-- WHAT YOU NEED TO DO --
Make an exact copy of the data below, leaving out every picture.

◆ ◆ ◆ ◆ ◆

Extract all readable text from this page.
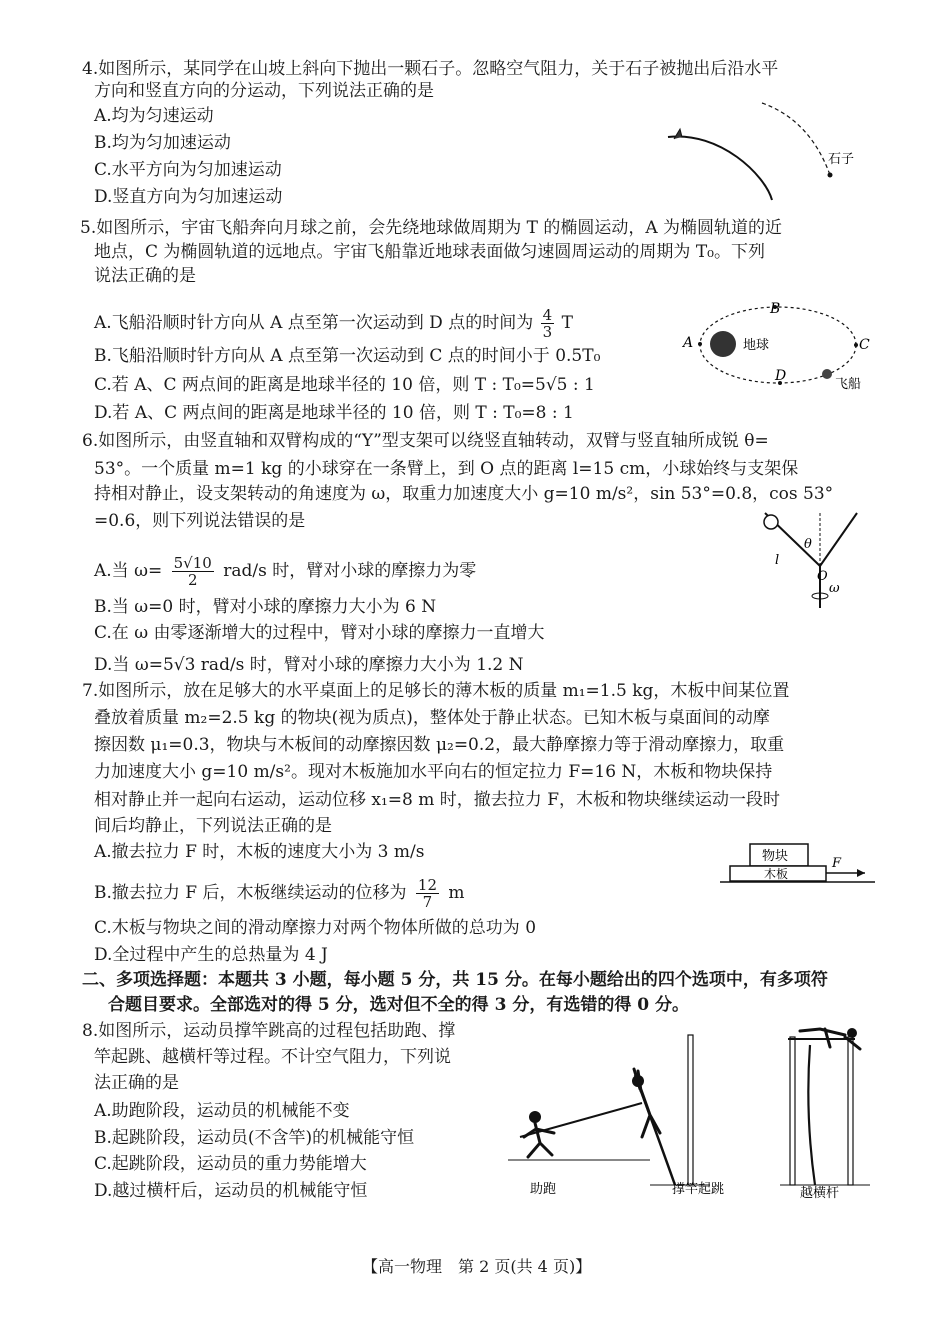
4.如图所示，某同学在山坡上斜向下抛出一颗石子。忽略空气阻力，关于石子被抛出后沿水平
方向和竖直方向的分运动，下列说法正确的是
A.均为匀速运动
B.均为匀加速运动
C.水平方向为匀加速运动
D.竖直方向为匀加速运动
石子
5.如图所示，宇宙飞船奔向月球之前，会先绕地球做周期为 T 的椭圆运动，A 为椭圆轨道的近
地点，C 为椭圆轨道的远地点。宇宙飞船靠近地球表面做匀速圆周运动的周期为 T₀。下列
说法正确的是
A.飞船沿顺时针方向从 A 点至第一次运动到 D 点的时间为 $\frac{4}{3}$ T
B.飞船沿顺时针方向从 A 点至第一次运动到 C 点的时间小于 0.5T₀
C.若 A、C 两点间的距离是地球半径的 10 倍，则 T : T₀=5√5 : 1
D.若 A、C 两点间的距离是地球半径的 10 倍，则 T : T₀=8 : 1
地球
A
B
C
D
飞船
6.如图所示，由竖直轴和双臂构成的“Y”型支架可以绕竖直轴转动，双臂与竖直轴所成锐 θ=
53°。一个质量 m=1 kg 的小球穿在一条臂上，到 O 点的距离 l=15 cm，小球始终与支架保
持相对静止，设支架转动的角速度为 ω，取重力加速度大小 g=10 m/s²，sin 53°=0.8，cos 53°
=0.6，则下列说法错误的是
A.当 $\omega= \frac{5√10}{2} rad/s$ 时，臂对小球的摩擦力为零
B.当 ω=0 时，臂对小球的摩擦力大小为 6 N
C.在 ω 由零逐渐增大的过程中，臂对小球的摩擦力一直增大
D.当 ω=5√3 rad/s 时，臂对小球的摩擦力大小为 1.2 N
θ
l
O
ω
7.如图所示，放在足够大的水平桌面上的足够长的薄木板的质量 m₁=1.5 kg，木板中间某位置
叠放着质量 m₂=2.5 kg 的物块(视为质点)，整体处于静止状态。已知木板与桌面间的动摩
擦因数 μ₁=0.3，物块与木板间的动摩擦因数 μ₂=0.2，最大静摩擦力等于滑动摩擦力，取重
力加速度大小 g=10 m/s²。现对木板施加水平向右的恒定拉力 F=16 N，木板和物块保持
相对静止并一起向右运动，运动位移 x₁=8 m 时，撤去拉力 F，木板和物块继续运动一段时
间后均静止，下列说法正确的是
A.撤去拉力 F 时，木板的速度大小为 3 m/s
B.撤去拉力 F 后，木板继续运动的位移为 $\frac{12}{7}$ m
C.木板与物块之间的滑动摩擦力对两个物体所做的总功为 0
D.全过程中产生的总热量为 4 J
物块
木板
F
二、多项选择题：本题共 3 小题，每小题 5 分，共 15 分。在每小题给出的四个选项中，有多项符
合题目要求。全部选对的得 5 分，选对但不全的得 3 分，有选错的得 0 分。
8.如图所示，运动员撑竿跳高的过程包括助跑、撑
竿起跳、越横杆等过程。不计空气阻力，下列说
法正确的是
A.助跑阶段，运动员的机械能不变
B.起跳阶段，运动员(不含竿)的机械能守恒
C.起跳阶段，运动员的重力势能增大
D.越过横杆后，运动员的机械能守恒	助跑	撑竿起跳	越横杆
【高一物理　第 2 页(共 4 页)】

◆ ◆ ◆ ◆ ◆

-- TASK SOLUTION --
Extract all readable text from this page.
4.如图所示，某同学在山坡上斜向下抛出一颗石子。忽略空气阻力，关于石子被抛出后沿水平
方向和竖直方向的分运动，下列说法正确的是
A.均为匀速运动
B.均为匀加速运动
C.水平方向为匀加速运动
D.竖直方向为匀加速运动
石子
5.如图所示，宇宙飞船奔向月球之前，会先绕地球做周期为 T 的椭圆运动，A 为椭圆轨道的近
地点，C 为椭圆轨道的远地点。宇宙飞船靠近地球表面做匀速圆周运动的周期为 T₀。下列
说法正确的是
A.飞船沿顺时针方向从 A 点至第一次运动到 D 点的时间为 $\frac{4}{3}$ T
B.飞船沿顺时针方向从 A 点至第一次运动到 C 点的时间小于 0.5T₀
C.若 A、C 两点间的距离是地球半径的 10 倍，则 T : T₀=5√5 : 1
D.若 A、C 两点间的距离是地球半径的 10 倍，则 T : T₀=8 : 1
地球
A
B
C
D
飞船
6.如图所示，由竖直轴和双臂构成的“Y”型支架可以绕竖直轴转动，双臂与竖直轴所成锐 θ=
53°。一个质量 m=1 kg 的小球穿在一条臂上，到 O 点的距离 l=15 cm，小球始终与支架保
持相对静止，设支架转动的角速度为 ω，取重力加速度大小 g=10 m/s²，sin 53°=0.8，cos 53°
=0.6，则下列说法错误的是
A.当 $\omega= \frac{5√10}{2} rad/s$ 时，臂对小球的摩擦力为零
B.当 ω=0 时，臂对小球的摩擦力大小为 6 N
C.在 ω 由零逐渐增大的过程中，臂对小球的摩擦力一直增大
D.当 ω=5√3 rad/s 时，臂对小球的摩擦力大小为 1.2 N
θ
l
O
ω
7.如图所示，放在足够大的水平桌面上的足够长的薄木板的质量 m₁=1.5 kg，木板中间某位置
叠放着质量 m₂=2.5 kg 的物块(视为质点)，整体处于静止状态。已知木板与桌面间的动摩
擦因数 μ₁=0.3，物块与木板间的动摩擦因数 μ₂=0.2，最大静摩擦力等于滑动摩擦力，取重
力加速度大小 g=10 m/s²。现对木板施加水平向右的恒定拉力 F=16 N，木板和物块保持
相对静止并一起向右运动，运动位移 x₁=8 m 时，撤去拉力 F，木板和物块继续运动一段时
间后均静止，下列说法正确的是
A.撤去拉力 F 时，木板的速度大小为 3 m/s
B.撤去拉力 F 后，木板继续运动的位移为 $\frac{12}{7}$ m
C.木板与物块之间的滑动摩擦力对两个物体所做的总功为 0
D.全过程中产生的总热量为 4 J
物块
木板
F
二、多项选择题：本题共 3 小题，每小题 5 分，共 15 分。在每小题给出的四个选项中，有多项符
合题目要求。全部选对的得 5 分，选对但不全的得 3 分，有选错的得 0 分。
8.如图所示，运动员撑竿跳高的过程包括助跑、撑
竿起跳、越横杆等过程。不计空气阻力，下列说
法正确的是
A.助跑阶段，运动员的机械能不变
B.起跳阶段，运动员(不含竿)的机械能守恒
C.起跳阶段，运动员的重力势能增大
D.越过横杆后，运动员的机械能守恒	助跑	撑竿起跳	越横杆
【高一物理　第 2 页(共 4 页)】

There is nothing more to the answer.